Information supplied »
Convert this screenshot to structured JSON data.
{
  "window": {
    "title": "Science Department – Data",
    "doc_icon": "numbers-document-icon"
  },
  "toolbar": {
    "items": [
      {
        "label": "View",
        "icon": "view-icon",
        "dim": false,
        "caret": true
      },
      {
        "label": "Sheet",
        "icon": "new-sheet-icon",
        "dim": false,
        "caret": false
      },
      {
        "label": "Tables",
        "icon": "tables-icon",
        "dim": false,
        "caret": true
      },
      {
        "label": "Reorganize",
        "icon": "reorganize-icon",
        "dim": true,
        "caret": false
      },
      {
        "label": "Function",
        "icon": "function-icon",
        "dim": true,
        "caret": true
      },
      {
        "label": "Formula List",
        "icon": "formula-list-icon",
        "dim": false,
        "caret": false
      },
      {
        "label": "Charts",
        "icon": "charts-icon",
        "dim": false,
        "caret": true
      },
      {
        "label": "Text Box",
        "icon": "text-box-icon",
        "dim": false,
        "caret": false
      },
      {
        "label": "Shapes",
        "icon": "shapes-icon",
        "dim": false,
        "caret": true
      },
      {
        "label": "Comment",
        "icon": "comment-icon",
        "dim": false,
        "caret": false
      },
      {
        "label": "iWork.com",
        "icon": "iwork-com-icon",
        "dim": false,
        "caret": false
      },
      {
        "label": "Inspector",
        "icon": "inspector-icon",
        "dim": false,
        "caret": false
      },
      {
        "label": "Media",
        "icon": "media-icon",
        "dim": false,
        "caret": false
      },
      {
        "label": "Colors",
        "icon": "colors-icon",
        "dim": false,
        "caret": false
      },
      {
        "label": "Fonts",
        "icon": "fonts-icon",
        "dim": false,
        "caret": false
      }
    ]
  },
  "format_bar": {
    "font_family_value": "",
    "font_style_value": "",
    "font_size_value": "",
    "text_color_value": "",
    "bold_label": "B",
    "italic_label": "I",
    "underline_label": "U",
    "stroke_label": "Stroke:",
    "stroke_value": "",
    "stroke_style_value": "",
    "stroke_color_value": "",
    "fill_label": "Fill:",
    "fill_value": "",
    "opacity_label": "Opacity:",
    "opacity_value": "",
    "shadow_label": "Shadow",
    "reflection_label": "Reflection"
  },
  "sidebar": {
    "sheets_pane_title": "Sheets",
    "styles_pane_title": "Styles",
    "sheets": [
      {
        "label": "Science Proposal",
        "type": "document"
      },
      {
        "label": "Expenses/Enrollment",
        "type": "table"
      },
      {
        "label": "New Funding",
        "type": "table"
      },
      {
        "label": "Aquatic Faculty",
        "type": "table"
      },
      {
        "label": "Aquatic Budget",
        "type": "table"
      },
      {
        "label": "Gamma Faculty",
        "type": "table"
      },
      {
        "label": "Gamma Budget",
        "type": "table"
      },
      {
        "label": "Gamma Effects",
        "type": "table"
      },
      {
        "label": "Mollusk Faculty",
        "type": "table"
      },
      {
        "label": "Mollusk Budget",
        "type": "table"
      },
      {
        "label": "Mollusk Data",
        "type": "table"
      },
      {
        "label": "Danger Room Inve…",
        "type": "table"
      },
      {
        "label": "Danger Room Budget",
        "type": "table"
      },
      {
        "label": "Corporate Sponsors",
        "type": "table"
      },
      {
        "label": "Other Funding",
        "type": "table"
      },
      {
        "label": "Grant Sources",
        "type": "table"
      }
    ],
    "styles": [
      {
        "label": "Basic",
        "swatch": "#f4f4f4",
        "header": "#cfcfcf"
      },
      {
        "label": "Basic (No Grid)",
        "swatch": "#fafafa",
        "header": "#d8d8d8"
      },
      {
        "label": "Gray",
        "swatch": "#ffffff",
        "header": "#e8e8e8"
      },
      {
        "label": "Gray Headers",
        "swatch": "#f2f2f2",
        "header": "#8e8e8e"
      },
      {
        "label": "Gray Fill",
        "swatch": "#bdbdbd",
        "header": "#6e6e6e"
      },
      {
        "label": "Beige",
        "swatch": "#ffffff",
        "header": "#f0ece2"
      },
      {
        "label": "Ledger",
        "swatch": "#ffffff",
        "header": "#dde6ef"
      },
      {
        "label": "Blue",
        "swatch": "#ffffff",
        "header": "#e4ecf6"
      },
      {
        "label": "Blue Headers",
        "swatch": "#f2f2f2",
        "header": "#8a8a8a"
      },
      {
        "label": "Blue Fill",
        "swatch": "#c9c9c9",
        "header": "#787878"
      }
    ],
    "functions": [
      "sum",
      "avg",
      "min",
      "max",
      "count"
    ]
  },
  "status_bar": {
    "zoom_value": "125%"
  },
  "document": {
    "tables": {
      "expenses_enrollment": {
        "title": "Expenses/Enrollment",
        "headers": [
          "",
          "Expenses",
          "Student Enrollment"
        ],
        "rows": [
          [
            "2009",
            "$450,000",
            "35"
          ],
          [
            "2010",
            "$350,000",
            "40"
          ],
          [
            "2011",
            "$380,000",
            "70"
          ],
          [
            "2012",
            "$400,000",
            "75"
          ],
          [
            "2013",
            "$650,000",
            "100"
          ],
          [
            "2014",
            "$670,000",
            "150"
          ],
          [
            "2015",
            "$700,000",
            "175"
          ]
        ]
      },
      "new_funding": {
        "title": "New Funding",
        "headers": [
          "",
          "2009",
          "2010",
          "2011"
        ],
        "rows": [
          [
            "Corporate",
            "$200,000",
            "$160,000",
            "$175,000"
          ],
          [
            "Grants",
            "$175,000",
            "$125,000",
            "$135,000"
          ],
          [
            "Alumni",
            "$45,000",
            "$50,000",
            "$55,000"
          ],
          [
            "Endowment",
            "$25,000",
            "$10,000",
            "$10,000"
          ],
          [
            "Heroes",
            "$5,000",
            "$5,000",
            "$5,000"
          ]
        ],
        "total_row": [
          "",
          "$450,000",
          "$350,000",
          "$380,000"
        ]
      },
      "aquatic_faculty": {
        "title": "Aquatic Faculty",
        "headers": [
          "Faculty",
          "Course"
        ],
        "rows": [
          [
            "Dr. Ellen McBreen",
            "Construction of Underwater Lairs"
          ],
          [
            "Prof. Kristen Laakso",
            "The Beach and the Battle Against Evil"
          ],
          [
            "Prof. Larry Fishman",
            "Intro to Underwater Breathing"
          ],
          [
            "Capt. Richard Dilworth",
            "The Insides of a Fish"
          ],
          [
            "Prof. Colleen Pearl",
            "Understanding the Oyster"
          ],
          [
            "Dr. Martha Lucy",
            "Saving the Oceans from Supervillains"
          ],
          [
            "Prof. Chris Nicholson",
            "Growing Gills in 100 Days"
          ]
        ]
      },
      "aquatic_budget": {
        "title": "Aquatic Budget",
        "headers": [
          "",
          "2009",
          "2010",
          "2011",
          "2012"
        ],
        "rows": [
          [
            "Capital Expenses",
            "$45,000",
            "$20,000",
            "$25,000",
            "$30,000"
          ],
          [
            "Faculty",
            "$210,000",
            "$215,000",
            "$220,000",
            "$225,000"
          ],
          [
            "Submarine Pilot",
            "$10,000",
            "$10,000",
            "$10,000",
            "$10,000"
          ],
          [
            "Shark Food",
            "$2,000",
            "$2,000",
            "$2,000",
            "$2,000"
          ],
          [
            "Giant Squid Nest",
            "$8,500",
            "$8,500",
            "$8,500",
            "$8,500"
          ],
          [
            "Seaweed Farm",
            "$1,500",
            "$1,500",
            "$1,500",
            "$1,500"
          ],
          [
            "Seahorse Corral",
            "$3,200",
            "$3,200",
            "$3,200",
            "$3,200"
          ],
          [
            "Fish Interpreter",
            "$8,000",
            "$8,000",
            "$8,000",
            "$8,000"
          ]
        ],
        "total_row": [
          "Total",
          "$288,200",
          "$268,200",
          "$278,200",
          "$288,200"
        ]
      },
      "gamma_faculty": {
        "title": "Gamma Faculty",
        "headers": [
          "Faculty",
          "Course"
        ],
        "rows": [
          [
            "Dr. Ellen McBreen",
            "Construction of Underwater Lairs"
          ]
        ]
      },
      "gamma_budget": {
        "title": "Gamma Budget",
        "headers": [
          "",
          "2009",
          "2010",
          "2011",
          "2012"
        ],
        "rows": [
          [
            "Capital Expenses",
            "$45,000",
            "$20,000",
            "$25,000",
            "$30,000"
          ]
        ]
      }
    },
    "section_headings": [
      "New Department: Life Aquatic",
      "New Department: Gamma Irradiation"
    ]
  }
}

Problem to work on » Return each line where "Gray" shows up.

Response to this exercise »
        "label": "Gray",
        "label": "Gray Headers",
        "label": "Gray Fill",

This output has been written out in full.